Entries with figure data:
────────────────
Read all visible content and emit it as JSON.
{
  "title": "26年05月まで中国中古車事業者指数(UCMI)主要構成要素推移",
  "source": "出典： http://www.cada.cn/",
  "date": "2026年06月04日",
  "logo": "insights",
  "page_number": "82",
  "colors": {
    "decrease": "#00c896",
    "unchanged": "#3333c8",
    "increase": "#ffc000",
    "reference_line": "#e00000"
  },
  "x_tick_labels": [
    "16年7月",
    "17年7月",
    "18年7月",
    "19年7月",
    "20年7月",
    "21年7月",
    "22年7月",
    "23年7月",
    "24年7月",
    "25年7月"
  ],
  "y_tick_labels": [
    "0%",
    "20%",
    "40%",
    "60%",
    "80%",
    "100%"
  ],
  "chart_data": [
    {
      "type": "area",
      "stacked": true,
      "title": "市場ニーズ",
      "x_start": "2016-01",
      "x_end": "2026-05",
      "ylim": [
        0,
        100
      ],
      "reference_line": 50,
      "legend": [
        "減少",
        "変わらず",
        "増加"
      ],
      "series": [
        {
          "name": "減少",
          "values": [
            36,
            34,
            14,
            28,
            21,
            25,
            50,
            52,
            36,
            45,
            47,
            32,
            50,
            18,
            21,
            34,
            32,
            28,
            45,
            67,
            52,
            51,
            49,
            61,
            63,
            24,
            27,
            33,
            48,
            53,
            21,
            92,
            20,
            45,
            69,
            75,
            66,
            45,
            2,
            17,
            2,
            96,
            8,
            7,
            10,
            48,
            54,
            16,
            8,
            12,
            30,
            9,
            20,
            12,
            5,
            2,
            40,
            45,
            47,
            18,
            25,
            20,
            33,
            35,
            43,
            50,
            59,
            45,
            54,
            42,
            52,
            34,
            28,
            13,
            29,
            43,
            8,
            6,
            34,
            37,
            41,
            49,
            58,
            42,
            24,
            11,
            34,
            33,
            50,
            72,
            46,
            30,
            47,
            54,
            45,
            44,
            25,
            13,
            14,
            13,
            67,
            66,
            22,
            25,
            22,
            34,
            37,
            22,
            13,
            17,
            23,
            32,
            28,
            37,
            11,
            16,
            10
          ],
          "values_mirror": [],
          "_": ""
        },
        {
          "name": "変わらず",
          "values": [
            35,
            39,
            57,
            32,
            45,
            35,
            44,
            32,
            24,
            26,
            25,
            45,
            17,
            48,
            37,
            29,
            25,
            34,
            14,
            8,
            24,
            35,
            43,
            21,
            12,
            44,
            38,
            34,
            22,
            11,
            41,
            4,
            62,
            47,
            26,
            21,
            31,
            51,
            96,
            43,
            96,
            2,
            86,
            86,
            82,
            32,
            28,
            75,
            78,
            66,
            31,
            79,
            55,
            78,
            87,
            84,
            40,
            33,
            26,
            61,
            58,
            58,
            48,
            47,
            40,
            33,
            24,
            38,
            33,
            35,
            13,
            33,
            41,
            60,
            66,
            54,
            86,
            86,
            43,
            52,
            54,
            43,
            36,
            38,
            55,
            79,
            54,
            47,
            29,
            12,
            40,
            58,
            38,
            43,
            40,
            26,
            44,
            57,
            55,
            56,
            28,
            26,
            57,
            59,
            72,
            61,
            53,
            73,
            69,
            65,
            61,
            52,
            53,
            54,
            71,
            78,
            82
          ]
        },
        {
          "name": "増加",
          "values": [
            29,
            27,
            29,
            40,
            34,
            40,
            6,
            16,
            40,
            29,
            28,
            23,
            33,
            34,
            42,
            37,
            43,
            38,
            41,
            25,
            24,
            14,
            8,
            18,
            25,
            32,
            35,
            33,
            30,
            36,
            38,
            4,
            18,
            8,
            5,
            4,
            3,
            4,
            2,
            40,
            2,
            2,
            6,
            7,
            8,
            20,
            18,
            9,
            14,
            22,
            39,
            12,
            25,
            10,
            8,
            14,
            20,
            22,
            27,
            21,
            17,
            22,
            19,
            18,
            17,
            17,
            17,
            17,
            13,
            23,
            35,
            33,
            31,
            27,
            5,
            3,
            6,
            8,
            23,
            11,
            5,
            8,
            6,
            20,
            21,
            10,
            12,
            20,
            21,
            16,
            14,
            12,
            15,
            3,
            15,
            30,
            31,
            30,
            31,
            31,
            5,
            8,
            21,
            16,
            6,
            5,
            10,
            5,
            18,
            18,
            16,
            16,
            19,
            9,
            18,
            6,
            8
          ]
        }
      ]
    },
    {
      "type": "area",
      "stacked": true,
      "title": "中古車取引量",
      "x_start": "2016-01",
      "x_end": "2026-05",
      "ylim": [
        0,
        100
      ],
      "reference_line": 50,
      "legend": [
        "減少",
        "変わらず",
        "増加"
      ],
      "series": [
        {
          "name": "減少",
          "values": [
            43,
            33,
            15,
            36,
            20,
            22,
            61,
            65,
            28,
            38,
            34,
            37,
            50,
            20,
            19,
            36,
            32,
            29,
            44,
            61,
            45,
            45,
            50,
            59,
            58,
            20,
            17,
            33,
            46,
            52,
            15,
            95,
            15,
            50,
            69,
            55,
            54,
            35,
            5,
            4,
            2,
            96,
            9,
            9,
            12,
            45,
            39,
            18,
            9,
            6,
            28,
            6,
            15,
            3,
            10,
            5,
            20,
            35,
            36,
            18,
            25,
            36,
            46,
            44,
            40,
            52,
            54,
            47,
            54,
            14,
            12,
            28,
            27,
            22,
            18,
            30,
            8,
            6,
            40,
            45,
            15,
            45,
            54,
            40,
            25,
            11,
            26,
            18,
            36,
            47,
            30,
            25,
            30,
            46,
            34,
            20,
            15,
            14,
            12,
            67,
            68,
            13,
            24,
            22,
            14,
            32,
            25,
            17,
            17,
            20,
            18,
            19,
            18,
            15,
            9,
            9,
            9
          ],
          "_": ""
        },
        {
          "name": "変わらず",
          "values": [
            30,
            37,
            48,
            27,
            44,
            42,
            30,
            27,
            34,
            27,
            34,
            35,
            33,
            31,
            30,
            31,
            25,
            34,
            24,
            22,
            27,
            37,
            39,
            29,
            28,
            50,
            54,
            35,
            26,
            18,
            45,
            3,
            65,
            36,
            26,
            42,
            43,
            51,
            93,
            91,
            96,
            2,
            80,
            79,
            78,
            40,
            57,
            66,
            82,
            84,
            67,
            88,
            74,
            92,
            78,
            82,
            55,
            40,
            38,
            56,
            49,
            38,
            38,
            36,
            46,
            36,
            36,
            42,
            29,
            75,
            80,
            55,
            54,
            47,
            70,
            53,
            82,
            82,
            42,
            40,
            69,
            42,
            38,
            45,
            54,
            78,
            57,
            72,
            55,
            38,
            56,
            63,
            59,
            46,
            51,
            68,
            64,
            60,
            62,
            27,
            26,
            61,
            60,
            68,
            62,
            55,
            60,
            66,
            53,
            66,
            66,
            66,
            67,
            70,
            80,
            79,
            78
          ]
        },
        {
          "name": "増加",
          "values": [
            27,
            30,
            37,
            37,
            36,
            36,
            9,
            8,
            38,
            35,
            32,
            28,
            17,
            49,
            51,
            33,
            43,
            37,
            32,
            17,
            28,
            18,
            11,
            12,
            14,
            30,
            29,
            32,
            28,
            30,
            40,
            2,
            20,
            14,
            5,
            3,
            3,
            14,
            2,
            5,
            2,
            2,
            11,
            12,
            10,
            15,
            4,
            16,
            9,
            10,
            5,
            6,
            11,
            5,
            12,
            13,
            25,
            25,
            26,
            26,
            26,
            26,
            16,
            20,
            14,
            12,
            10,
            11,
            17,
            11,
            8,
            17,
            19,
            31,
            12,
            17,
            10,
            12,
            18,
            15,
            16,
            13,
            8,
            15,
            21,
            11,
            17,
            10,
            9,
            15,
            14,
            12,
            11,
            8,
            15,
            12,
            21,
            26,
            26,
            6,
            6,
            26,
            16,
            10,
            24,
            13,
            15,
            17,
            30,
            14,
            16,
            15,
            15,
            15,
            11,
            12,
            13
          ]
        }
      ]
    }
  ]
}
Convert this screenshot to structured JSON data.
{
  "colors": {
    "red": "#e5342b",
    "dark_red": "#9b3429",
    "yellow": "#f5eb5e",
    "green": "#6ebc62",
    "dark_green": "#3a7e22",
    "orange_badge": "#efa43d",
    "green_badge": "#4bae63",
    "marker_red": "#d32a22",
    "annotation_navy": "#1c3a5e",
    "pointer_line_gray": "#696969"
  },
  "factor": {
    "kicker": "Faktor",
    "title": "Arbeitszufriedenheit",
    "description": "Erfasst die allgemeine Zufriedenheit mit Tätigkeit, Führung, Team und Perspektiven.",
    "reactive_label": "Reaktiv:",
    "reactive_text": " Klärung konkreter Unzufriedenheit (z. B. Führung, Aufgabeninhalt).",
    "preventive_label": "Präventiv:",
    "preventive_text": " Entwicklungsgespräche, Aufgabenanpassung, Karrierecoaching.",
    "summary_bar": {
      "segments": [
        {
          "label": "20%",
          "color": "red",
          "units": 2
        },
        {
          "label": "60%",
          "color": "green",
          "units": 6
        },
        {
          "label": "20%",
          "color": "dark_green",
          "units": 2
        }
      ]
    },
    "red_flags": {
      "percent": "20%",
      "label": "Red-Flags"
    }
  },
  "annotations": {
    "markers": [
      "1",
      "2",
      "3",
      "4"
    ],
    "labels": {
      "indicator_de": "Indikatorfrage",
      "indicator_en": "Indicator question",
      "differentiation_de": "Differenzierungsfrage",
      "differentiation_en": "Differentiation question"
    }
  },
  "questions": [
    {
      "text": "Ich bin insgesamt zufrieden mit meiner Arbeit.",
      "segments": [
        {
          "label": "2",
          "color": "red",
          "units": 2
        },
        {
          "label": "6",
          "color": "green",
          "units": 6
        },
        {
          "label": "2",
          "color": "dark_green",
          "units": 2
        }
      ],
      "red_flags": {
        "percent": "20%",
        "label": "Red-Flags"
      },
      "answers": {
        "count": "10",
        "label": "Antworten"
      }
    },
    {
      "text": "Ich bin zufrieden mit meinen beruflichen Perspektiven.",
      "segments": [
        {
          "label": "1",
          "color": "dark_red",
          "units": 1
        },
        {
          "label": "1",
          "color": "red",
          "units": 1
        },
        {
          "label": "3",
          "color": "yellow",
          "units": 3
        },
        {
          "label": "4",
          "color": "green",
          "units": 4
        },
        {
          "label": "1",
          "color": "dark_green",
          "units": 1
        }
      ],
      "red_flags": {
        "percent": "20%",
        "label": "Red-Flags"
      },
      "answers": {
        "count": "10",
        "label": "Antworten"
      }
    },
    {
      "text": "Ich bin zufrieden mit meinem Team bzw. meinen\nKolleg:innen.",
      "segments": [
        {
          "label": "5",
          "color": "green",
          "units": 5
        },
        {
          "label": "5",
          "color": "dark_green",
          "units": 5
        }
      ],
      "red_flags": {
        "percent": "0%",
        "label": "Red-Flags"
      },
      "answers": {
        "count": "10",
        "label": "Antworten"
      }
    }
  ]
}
────────────────
__TO DO__. Go through the data and gather every line that holds "Perspektiven".

__CORRECT RESULT__.
    "description": "Erfasst die allgemeine Zufriedenheit mit Tätigkeit, Führung, Team und Perspektiven.",
      "text": "Ich bin zufrieden mit meinen beruflichen Perspektiven.",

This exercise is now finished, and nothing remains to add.